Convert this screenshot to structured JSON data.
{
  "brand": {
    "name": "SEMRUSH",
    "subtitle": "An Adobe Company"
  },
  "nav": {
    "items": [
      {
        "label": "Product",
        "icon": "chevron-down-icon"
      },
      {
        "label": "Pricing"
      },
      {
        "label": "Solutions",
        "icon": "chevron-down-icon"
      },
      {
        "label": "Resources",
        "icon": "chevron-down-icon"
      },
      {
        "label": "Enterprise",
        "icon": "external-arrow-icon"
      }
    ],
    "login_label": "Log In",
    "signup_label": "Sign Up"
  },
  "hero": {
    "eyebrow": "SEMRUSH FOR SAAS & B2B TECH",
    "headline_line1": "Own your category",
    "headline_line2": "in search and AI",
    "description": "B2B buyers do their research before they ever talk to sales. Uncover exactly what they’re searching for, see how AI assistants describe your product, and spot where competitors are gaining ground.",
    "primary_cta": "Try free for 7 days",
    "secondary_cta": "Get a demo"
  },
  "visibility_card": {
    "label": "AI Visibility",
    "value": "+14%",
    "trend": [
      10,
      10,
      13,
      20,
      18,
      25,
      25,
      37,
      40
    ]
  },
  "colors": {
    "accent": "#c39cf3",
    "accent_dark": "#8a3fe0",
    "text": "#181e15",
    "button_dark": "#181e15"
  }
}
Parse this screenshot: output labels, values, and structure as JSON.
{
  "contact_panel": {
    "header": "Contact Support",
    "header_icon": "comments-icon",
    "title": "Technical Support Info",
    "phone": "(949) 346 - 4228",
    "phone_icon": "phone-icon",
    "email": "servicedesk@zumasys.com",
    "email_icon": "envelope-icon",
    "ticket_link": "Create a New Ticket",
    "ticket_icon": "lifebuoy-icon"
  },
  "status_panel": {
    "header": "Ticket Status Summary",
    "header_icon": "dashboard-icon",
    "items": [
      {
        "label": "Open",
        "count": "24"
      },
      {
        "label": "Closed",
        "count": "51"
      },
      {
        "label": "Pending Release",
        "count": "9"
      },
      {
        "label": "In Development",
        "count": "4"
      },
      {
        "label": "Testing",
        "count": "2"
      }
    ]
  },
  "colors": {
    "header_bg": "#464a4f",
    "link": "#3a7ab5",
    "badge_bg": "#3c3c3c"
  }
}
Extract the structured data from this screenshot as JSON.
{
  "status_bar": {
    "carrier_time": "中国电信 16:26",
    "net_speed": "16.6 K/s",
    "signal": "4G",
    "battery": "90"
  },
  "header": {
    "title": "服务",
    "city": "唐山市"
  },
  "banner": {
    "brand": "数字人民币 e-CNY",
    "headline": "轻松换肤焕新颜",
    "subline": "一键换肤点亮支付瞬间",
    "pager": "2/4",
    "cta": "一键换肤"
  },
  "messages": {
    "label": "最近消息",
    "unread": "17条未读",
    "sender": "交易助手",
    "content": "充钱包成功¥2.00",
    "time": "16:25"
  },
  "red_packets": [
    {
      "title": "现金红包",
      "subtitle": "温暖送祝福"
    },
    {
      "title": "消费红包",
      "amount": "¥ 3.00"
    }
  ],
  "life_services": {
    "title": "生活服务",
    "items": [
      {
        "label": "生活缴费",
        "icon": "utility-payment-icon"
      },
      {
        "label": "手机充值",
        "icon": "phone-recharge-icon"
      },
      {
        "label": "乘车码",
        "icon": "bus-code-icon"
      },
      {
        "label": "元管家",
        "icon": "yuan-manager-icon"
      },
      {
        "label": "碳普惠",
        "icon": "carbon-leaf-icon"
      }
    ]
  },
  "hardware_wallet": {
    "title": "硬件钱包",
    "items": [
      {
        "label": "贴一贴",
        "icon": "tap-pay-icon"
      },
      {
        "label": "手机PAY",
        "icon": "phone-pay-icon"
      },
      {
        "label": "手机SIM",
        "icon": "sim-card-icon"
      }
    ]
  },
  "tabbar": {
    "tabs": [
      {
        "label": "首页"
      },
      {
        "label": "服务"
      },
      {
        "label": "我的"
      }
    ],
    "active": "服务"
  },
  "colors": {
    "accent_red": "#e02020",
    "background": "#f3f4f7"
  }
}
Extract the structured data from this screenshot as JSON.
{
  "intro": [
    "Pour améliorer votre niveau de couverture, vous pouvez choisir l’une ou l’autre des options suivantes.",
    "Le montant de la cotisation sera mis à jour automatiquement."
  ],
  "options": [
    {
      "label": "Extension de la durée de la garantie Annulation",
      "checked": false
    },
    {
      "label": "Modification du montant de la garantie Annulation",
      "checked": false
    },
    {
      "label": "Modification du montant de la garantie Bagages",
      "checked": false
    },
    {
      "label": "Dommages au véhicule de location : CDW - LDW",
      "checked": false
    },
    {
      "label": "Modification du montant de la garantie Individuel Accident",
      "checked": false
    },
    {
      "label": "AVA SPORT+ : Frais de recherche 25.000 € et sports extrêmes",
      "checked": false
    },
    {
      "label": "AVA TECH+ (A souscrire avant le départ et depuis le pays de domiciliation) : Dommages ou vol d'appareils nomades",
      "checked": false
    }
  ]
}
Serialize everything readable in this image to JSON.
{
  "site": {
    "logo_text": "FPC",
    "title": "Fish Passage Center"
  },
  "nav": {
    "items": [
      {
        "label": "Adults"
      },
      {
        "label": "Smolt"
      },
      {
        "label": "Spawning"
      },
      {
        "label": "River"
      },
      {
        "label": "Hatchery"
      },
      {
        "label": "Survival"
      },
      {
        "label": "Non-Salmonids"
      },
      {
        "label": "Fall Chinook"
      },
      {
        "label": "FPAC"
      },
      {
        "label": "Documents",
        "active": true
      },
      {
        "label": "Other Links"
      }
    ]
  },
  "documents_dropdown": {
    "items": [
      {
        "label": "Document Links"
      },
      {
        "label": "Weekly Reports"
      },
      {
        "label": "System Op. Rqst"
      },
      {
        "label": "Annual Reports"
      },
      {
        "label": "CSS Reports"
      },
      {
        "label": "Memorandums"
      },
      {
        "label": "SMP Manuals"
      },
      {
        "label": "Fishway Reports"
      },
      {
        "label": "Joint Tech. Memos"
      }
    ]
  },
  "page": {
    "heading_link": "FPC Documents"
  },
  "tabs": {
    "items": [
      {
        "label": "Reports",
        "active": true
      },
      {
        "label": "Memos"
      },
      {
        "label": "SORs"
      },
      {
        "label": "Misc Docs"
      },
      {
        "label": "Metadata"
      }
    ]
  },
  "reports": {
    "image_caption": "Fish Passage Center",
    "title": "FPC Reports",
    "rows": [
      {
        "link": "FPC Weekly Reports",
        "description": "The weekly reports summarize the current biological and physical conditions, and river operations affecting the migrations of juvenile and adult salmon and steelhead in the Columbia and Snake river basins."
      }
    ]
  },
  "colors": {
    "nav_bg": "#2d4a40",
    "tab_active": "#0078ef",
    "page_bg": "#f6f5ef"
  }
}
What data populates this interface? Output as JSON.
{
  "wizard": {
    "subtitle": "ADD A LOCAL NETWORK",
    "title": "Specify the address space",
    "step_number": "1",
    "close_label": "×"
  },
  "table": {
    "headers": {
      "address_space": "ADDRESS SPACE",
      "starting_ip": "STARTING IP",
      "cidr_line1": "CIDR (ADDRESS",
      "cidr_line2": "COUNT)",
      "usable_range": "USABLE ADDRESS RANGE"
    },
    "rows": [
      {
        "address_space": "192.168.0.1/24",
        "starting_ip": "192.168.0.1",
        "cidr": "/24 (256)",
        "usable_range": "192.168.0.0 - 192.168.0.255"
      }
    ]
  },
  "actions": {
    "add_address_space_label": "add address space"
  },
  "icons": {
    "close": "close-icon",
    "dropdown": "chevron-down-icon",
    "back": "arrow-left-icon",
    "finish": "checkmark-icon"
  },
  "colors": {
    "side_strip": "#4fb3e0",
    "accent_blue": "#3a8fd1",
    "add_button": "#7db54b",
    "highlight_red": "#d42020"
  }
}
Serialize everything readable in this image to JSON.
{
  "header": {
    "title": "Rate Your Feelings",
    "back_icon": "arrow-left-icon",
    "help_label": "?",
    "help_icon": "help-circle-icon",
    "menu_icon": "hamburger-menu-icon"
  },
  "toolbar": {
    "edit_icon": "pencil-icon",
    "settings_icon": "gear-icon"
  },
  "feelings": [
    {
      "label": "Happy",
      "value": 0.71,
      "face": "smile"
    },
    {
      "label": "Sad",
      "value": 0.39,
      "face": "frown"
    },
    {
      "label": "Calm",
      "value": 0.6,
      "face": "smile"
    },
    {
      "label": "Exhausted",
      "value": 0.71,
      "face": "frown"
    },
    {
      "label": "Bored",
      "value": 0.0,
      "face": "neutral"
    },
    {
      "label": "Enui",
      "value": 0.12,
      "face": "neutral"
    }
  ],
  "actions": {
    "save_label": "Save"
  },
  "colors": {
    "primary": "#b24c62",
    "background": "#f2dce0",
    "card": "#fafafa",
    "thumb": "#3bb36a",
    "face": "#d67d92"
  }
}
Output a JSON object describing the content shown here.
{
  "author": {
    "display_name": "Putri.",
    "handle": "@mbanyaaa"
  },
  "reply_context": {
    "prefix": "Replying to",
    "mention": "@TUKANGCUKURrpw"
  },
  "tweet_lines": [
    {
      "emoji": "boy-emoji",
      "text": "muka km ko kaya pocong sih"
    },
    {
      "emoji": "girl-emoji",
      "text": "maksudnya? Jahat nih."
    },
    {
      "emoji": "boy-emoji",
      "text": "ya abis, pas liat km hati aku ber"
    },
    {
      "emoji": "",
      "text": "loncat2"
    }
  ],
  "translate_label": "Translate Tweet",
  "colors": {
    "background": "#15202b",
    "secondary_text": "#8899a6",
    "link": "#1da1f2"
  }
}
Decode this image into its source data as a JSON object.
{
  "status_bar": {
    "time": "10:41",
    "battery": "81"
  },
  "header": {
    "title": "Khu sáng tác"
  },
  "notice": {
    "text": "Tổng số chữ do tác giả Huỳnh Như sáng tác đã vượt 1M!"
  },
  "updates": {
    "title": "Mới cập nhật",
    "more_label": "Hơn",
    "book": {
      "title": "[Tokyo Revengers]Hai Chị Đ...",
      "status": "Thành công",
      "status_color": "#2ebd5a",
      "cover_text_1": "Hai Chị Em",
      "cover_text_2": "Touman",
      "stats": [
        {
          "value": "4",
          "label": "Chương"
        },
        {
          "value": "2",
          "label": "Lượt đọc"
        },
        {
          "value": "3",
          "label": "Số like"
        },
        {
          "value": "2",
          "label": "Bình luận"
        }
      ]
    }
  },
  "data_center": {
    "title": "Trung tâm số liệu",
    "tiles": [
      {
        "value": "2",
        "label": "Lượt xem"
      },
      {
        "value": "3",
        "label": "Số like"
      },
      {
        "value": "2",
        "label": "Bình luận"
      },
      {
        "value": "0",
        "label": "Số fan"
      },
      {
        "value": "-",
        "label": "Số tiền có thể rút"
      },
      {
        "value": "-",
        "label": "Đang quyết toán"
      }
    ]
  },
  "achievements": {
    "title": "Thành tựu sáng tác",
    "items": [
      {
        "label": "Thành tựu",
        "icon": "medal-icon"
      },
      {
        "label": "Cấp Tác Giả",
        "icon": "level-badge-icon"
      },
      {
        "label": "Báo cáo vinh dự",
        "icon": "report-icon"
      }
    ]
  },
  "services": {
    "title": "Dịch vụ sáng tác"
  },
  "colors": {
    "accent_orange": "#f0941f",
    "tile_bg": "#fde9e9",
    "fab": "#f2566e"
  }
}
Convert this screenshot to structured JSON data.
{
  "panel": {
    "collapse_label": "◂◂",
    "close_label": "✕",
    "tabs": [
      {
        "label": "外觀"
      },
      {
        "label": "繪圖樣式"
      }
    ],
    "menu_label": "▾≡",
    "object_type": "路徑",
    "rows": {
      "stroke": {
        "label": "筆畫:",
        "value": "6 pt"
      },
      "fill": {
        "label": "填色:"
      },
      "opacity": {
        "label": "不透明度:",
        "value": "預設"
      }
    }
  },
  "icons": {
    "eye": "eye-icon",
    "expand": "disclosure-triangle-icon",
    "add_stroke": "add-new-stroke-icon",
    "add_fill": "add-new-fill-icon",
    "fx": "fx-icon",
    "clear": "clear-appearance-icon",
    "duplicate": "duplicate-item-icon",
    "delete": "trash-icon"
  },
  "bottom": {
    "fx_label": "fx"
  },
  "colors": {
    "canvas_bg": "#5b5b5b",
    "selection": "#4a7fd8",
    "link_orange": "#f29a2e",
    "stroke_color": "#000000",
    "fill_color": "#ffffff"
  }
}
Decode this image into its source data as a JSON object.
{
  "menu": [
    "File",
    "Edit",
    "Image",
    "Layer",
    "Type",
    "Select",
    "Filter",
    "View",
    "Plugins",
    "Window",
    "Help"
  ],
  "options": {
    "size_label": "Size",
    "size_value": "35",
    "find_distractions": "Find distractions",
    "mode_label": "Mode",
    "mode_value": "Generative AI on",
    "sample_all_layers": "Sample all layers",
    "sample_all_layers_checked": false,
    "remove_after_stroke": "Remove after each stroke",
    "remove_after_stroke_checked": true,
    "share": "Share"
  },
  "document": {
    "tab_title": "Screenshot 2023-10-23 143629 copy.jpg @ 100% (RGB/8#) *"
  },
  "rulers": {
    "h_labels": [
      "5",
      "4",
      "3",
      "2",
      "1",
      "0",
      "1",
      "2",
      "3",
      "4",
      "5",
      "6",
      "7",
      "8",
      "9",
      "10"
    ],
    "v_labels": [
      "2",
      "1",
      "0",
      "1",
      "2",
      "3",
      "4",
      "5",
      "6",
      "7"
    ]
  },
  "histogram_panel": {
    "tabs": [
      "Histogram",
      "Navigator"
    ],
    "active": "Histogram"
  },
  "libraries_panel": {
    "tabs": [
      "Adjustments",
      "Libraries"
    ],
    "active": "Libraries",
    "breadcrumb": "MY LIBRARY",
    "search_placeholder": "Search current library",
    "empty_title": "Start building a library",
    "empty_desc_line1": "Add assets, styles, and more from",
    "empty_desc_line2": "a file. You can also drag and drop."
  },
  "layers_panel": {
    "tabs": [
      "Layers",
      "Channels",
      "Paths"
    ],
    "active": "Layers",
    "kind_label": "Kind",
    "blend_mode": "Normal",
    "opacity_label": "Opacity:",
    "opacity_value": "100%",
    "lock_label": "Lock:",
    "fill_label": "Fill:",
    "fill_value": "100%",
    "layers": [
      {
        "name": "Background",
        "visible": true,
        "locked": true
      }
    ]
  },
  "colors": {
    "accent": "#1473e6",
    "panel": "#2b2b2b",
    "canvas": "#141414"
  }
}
##############################
* _Task prompt_
Which lines contain "SEMRUSH"? Show each of them.

* _Reply to the task_
    "name": "SEMRUSH",
    "eyebrow": "SEMRUSH FOR SAAS & B2B TECH",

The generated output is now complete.